## RECORDS FOR THE EXERCISE
____________________

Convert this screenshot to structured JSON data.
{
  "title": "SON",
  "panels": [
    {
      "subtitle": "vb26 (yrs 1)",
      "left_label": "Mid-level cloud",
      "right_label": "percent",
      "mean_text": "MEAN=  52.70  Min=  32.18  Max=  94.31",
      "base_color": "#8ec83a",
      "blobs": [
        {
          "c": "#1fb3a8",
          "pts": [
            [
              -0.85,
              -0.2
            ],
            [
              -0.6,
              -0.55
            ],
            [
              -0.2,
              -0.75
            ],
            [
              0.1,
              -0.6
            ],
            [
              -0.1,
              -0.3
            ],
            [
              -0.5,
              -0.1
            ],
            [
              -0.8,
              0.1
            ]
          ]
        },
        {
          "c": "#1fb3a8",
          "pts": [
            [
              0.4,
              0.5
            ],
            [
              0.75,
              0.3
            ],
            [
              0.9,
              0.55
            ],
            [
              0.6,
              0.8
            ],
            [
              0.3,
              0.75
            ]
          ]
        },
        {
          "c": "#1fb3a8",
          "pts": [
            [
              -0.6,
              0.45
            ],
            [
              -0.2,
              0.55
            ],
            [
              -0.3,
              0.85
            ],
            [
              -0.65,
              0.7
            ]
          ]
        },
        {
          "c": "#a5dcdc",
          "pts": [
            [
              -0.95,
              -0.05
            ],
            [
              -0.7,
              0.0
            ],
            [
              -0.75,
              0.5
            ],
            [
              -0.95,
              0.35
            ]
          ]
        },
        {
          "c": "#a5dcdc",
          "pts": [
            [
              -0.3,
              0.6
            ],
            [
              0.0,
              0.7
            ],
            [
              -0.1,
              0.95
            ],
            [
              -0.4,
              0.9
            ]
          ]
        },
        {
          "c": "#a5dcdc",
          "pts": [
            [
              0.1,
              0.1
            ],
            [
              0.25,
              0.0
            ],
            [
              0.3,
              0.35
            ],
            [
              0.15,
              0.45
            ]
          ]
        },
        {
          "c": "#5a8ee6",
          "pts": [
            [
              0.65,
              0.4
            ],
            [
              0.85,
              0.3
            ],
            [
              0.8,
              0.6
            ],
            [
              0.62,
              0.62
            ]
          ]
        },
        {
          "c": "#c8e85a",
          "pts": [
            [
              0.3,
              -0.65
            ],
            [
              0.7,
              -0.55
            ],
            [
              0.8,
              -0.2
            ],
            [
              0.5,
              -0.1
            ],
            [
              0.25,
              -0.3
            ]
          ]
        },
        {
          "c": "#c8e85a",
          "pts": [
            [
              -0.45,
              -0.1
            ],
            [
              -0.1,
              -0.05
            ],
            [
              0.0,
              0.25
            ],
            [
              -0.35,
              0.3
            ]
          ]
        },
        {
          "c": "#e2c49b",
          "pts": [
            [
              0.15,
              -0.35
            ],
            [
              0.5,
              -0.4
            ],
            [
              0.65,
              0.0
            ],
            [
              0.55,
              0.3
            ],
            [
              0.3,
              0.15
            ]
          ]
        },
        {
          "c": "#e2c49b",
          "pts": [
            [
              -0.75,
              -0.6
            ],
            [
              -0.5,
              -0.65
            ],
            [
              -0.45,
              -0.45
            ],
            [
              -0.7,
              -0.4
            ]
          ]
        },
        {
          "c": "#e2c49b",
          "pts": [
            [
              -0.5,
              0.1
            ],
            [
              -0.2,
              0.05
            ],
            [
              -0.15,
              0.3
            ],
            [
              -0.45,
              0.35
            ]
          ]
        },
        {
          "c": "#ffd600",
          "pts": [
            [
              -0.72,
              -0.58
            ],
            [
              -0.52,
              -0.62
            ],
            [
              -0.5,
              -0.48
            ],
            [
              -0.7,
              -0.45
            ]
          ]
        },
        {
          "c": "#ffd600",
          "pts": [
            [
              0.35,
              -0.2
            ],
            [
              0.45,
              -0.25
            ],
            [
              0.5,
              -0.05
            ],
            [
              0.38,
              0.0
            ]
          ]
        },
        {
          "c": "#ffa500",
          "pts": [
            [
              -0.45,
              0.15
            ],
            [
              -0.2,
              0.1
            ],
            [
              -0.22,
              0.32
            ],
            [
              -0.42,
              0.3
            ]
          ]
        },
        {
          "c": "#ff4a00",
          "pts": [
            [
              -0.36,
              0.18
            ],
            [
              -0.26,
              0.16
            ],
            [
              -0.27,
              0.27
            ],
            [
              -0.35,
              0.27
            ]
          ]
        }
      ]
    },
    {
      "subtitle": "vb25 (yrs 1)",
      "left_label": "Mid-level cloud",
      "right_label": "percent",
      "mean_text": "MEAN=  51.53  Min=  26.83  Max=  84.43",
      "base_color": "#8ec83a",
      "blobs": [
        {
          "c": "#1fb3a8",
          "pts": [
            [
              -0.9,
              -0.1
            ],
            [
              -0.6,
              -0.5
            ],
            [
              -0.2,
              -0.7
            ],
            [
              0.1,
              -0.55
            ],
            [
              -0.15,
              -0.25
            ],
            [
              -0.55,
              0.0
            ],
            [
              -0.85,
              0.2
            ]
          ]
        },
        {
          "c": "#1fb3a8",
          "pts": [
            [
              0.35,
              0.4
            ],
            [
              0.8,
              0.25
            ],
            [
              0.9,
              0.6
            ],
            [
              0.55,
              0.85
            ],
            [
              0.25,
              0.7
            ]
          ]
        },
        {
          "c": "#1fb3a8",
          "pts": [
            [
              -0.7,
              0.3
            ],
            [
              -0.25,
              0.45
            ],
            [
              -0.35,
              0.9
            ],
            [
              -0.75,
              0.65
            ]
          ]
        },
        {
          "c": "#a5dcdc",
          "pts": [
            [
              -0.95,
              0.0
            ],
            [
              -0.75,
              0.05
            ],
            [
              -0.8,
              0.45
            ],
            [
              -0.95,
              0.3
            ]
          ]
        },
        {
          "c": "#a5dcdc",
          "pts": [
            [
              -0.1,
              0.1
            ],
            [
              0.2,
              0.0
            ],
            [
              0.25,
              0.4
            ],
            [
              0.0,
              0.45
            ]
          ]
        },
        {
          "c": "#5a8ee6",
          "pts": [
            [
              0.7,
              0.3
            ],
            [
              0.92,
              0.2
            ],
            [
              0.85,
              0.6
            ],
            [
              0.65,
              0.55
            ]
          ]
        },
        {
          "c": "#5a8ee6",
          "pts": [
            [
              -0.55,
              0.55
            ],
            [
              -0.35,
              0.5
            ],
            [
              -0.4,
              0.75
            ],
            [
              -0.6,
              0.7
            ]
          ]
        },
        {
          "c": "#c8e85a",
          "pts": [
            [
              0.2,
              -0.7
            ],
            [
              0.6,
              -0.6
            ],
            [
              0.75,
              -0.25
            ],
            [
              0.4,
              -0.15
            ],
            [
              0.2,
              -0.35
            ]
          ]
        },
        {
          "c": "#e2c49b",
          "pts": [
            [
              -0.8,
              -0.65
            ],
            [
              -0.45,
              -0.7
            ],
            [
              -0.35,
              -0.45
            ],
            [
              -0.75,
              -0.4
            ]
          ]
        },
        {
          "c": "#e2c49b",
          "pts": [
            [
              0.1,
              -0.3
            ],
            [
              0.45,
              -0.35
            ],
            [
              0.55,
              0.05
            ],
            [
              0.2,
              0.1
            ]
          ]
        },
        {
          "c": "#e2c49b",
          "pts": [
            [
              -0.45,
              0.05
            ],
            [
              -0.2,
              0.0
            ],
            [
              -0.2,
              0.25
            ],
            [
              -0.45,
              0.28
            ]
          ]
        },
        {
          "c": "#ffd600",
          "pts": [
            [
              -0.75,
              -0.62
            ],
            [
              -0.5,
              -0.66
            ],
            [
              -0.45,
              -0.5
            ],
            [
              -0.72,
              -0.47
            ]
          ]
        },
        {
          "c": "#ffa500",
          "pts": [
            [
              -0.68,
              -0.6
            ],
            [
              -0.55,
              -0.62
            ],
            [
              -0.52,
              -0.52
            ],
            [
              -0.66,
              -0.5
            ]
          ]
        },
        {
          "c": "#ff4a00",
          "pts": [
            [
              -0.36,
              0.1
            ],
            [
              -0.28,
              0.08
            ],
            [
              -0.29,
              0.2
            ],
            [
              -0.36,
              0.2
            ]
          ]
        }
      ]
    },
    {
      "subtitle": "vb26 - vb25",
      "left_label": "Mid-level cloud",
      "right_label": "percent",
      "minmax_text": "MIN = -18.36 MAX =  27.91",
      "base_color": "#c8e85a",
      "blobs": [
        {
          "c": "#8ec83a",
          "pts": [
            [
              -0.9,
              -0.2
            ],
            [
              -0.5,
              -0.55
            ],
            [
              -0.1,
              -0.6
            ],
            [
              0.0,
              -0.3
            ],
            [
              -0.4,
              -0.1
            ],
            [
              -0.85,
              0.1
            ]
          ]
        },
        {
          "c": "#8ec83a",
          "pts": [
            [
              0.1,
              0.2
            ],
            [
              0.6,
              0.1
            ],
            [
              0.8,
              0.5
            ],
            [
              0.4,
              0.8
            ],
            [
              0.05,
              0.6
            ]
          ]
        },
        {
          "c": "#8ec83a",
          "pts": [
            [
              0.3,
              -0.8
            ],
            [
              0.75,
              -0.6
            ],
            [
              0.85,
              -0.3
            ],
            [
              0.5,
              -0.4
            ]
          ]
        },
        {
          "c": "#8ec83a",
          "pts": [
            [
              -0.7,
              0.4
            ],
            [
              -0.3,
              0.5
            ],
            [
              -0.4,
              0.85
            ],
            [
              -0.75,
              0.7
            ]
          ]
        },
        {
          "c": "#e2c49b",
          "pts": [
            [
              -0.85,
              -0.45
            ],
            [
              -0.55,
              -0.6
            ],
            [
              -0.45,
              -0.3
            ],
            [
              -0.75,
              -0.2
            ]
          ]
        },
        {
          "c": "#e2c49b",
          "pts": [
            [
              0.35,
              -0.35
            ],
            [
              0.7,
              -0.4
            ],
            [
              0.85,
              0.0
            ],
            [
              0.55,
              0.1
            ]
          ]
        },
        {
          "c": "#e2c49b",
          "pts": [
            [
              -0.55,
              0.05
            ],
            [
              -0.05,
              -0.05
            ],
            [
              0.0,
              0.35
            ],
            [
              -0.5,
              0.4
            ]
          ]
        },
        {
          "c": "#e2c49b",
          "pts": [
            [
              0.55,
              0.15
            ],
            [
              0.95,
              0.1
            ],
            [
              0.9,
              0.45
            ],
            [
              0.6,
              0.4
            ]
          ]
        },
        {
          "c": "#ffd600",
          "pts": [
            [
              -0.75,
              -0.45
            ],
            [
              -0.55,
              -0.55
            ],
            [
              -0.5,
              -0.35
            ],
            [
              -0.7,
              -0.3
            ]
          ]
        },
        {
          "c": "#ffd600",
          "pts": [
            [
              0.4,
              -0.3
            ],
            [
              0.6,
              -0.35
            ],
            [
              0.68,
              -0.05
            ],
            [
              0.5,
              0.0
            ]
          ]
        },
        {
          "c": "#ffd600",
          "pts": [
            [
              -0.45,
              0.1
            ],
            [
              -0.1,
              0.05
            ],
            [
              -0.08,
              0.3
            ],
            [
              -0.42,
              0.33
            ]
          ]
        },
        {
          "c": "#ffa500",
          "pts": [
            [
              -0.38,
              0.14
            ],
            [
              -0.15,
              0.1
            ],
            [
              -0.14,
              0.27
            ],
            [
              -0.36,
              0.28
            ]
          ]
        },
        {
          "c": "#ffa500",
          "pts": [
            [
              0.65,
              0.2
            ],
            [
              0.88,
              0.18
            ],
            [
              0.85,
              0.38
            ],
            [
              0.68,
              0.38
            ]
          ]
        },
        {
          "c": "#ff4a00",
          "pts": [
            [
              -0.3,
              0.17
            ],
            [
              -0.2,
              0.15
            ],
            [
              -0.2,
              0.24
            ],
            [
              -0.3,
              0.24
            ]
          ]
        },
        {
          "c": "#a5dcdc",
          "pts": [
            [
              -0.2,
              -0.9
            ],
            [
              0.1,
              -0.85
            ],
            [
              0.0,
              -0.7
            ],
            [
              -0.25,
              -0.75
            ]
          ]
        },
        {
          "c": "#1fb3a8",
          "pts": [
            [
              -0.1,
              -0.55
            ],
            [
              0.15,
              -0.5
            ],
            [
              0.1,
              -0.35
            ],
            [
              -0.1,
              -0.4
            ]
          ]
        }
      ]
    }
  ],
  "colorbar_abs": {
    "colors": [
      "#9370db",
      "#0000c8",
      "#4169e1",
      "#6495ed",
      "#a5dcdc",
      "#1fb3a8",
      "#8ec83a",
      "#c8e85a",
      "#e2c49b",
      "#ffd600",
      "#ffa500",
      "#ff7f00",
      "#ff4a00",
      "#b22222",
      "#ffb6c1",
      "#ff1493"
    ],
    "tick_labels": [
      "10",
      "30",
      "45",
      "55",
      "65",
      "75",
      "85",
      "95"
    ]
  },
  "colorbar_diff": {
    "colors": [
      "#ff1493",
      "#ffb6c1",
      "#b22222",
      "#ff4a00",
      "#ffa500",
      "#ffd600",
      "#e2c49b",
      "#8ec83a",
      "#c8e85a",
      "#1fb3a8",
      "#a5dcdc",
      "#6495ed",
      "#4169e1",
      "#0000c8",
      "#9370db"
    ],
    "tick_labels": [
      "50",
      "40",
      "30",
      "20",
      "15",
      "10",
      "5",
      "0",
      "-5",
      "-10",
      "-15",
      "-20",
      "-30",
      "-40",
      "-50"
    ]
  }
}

____________________

## WHAT YOU HAVE TO DO
Provide the number of lines in the data above that contain the string "MEAN", and nothing else.

## TASK RESULT
2